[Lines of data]
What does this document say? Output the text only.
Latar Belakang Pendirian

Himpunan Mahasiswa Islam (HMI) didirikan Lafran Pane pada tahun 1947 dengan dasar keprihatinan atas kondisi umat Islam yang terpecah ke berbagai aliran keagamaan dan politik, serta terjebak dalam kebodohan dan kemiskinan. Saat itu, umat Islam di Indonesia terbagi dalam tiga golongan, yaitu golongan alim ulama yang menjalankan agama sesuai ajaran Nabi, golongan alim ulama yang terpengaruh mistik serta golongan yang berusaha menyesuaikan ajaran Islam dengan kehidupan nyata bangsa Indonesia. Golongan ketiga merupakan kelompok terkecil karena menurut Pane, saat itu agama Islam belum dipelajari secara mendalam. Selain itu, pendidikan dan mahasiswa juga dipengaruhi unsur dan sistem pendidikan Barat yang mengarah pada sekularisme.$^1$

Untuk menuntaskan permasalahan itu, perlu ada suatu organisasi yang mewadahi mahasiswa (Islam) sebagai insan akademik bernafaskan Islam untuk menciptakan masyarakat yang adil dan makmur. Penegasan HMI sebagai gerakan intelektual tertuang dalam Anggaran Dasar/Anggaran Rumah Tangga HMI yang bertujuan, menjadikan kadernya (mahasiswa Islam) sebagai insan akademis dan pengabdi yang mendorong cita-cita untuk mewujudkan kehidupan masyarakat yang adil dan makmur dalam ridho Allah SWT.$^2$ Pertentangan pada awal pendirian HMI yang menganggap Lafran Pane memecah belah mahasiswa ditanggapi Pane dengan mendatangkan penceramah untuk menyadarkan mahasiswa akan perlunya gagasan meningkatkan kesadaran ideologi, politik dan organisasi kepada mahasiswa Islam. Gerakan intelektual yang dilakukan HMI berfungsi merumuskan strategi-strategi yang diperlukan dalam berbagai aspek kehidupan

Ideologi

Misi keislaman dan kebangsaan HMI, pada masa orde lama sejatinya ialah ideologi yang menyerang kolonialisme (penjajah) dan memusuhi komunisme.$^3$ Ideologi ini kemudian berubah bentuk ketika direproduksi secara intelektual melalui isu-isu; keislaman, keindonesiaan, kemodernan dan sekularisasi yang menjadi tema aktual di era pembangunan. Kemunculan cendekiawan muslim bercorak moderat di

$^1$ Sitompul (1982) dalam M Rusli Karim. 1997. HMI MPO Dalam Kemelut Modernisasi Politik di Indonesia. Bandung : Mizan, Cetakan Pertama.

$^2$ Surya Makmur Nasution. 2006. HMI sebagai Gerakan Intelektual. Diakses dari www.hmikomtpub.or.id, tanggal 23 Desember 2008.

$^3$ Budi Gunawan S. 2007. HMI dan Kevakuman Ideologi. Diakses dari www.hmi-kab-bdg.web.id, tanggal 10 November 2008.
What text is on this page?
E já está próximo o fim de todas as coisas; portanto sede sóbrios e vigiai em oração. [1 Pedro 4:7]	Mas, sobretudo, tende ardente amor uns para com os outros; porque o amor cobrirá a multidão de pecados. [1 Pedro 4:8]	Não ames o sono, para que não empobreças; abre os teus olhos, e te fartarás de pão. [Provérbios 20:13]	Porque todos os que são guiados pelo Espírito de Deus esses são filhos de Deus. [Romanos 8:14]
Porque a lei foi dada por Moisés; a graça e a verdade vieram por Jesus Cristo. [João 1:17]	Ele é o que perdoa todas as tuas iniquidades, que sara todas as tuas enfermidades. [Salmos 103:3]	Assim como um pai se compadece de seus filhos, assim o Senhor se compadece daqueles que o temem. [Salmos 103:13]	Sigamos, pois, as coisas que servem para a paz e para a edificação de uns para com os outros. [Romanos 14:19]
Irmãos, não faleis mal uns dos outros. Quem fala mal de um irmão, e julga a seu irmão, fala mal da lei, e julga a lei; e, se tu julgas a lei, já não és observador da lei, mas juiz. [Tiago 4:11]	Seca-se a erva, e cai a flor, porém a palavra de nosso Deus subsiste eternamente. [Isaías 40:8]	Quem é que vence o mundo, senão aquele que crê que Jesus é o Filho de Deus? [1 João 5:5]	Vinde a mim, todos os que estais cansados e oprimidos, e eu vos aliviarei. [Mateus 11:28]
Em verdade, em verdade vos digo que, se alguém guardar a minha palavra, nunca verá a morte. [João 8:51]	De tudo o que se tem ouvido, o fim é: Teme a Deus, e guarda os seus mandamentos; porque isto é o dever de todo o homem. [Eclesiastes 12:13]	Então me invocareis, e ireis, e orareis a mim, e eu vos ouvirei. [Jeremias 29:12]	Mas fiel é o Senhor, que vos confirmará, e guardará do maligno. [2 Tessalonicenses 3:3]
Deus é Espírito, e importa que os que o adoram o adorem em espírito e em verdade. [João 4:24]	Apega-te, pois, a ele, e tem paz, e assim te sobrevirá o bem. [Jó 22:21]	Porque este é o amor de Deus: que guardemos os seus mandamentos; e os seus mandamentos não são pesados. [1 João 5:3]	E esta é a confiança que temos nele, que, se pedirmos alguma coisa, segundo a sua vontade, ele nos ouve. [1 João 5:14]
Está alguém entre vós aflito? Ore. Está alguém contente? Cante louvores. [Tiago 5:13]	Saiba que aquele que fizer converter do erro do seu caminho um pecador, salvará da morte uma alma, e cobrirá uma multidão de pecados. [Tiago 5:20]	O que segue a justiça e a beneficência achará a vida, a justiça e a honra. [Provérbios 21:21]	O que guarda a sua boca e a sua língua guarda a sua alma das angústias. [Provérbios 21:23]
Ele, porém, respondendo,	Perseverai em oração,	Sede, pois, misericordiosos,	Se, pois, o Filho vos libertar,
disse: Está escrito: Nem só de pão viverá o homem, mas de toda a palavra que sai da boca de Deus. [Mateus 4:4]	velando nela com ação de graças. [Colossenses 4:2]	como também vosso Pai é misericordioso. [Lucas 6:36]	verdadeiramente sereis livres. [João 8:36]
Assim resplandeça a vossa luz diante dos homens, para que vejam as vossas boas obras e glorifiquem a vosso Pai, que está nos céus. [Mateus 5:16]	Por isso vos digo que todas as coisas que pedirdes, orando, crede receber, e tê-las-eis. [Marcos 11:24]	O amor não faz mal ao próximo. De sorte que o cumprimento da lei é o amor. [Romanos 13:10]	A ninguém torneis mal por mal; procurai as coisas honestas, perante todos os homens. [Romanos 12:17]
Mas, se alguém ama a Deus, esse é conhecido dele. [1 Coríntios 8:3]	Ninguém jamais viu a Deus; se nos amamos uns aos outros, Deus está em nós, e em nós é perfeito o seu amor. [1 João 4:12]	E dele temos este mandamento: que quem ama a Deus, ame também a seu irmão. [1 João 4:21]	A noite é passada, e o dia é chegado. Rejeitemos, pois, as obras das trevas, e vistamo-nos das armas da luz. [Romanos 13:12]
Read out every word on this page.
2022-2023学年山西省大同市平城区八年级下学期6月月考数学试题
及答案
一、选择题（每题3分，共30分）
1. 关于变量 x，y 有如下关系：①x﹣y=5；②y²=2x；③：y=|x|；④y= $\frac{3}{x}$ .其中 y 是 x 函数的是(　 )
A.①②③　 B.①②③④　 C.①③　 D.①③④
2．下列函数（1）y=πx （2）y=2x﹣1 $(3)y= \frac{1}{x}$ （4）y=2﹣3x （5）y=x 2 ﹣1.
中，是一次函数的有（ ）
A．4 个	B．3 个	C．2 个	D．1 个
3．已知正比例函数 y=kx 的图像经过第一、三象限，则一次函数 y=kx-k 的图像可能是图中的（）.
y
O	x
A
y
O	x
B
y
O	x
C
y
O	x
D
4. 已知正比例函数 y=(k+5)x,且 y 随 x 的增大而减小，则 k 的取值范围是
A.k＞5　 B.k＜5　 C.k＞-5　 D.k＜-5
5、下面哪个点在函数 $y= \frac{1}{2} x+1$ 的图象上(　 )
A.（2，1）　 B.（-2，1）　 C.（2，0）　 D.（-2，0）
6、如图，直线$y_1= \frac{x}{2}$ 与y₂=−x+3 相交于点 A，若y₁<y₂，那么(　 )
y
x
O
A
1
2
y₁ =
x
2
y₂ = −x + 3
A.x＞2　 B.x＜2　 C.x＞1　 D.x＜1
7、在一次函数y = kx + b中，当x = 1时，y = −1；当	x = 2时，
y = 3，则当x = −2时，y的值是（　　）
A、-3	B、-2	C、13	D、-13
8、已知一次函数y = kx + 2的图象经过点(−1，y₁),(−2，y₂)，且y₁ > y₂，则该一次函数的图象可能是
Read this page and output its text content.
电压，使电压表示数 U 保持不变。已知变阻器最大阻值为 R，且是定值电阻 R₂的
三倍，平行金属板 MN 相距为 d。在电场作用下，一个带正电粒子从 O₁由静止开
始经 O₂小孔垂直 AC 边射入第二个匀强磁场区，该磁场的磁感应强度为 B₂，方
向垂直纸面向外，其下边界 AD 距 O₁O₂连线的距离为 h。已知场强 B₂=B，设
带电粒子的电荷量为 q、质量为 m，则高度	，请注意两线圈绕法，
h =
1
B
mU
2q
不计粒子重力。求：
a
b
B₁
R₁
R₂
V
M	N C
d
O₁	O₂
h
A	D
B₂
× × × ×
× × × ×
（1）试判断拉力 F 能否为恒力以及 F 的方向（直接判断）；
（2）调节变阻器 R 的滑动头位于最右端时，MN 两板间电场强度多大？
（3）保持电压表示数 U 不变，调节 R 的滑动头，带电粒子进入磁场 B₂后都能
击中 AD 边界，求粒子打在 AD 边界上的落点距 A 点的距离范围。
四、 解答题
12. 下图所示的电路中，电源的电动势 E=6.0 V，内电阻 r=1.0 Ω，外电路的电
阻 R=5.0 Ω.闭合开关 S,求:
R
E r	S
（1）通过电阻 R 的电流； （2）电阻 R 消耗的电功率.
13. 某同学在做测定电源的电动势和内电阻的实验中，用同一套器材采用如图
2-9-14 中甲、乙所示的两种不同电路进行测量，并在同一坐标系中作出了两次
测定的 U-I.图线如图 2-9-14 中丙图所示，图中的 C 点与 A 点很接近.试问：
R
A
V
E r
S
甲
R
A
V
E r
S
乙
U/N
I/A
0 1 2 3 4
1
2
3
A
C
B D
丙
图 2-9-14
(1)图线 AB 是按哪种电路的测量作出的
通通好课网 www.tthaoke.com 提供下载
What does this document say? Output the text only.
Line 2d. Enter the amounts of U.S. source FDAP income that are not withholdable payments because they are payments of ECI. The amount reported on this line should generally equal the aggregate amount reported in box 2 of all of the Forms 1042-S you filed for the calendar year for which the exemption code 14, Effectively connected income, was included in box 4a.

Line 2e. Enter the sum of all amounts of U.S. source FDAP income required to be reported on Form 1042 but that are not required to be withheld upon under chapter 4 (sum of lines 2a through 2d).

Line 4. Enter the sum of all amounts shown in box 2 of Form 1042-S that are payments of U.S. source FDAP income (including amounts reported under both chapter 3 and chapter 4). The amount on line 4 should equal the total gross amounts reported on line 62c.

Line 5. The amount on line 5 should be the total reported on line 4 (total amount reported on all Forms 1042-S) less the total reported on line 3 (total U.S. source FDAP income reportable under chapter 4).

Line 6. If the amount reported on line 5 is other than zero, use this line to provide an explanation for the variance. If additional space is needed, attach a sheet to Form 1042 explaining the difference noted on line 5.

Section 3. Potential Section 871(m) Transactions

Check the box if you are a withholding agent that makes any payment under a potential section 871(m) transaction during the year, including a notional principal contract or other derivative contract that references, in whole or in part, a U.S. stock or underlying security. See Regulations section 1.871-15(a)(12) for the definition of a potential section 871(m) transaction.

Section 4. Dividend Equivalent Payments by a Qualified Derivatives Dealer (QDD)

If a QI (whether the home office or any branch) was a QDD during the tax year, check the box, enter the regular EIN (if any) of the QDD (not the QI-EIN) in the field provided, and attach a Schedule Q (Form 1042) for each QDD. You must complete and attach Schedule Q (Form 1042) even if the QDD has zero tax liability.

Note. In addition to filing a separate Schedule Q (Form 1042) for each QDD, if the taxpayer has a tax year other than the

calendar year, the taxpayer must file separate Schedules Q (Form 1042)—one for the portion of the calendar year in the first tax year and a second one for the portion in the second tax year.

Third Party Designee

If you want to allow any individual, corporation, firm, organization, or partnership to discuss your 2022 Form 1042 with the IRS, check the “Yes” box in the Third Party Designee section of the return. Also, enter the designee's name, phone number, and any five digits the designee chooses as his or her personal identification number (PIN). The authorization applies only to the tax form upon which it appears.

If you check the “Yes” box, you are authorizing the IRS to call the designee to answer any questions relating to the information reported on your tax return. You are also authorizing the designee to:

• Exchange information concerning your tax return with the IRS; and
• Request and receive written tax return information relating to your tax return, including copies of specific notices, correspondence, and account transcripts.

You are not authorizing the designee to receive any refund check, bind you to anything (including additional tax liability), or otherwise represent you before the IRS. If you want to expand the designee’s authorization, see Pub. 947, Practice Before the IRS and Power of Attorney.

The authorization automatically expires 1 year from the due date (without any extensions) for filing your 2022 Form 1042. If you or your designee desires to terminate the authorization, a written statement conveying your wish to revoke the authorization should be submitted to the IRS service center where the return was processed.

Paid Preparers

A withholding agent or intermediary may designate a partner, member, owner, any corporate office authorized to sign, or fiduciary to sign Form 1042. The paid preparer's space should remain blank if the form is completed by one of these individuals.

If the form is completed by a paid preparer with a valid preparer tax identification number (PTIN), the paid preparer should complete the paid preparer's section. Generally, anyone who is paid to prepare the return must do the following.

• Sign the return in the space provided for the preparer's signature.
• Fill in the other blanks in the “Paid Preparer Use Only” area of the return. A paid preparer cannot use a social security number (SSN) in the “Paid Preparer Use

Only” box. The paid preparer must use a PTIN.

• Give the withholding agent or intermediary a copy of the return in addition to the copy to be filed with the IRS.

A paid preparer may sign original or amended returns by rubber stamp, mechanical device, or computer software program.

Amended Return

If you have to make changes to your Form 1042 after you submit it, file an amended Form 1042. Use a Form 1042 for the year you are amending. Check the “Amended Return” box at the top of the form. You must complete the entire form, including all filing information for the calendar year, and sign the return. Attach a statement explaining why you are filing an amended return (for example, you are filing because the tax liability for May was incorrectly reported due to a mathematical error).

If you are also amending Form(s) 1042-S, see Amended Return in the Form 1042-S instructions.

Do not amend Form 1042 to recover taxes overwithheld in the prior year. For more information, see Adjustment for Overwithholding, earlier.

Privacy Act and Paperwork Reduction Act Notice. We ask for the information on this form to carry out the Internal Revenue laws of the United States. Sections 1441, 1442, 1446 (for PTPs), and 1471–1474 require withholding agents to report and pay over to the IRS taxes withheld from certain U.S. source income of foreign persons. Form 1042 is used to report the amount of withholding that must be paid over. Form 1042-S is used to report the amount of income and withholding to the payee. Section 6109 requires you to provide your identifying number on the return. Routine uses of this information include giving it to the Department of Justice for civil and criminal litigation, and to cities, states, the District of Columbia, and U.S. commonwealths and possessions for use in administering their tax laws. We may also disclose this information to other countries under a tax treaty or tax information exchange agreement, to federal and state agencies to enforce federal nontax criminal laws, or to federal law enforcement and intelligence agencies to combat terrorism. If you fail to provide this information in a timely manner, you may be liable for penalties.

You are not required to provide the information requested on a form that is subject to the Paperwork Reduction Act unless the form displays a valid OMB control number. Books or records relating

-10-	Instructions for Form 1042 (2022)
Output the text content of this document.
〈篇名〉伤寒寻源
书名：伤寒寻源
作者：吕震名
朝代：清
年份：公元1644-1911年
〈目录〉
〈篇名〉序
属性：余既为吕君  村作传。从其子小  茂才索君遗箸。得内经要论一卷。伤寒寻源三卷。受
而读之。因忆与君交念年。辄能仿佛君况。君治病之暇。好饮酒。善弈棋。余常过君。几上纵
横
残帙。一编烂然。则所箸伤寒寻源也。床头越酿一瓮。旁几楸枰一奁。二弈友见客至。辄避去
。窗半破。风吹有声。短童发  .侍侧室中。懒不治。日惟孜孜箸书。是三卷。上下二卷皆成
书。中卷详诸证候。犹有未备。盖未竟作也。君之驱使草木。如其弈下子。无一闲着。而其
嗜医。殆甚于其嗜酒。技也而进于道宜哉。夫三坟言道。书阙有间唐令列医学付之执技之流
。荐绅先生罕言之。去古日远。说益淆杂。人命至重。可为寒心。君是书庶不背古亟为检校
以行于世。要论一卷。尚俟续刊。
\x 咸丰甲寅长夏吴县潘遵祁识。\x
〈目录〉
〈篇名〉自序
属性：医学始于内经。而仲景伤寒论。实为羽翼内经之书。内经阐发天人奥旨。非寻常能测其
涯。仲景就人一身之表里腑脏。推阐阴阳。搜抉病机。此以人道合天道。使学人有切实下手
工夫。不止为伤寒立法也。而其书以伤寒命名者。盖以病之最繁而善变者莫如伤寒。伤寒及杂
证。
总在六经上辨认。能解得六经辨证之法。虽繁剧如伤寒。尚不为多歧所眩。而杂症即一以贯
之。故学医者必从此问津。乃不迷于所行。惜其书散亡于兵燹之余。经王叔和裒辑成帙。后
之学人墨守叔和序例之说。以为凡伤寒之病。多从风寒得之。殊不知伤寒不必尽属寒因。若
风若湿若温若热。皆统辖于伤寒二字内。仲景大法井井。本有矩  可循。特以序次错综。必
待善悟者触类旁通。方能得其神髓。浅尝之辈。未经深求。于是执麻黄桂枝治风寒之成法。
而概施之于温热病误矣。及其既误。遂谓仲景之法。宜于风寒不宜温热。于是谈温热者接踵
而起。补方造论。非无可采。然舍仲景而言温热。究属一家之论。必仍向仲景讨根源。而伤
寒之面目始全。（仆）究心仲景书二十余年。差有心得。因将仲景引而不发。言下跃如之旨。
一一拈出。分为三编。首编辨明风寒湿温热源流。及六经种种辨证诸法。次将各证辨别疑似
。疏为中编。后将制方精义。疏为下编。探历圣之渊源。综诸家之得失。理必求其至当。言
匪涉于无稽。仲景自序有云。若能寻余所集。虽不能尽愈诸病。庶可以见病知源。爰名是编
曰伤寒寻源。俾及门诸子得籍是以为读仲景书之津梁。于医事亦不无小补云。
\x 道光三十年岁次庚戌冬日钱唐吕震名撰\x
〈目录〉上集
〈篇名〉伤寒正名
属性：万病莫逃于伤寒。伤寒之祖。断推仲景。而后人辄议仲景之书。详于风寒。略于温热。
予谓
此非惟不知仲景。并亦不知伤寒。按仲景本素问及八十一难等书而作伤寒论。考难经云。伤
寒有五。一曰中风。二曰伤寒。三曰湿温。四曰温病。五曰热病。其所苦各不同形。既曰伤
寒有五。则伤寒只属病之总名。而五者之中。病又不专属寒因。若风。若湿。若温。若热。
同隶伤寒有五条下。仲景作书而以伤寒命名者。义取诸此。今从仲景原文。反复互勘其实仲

DESCRIPTION OF THE TASK — Going through the entries above, report how many lines include the string "Party". The number alone is the answer.

SOLUTION TO THIS EXERCISE — 2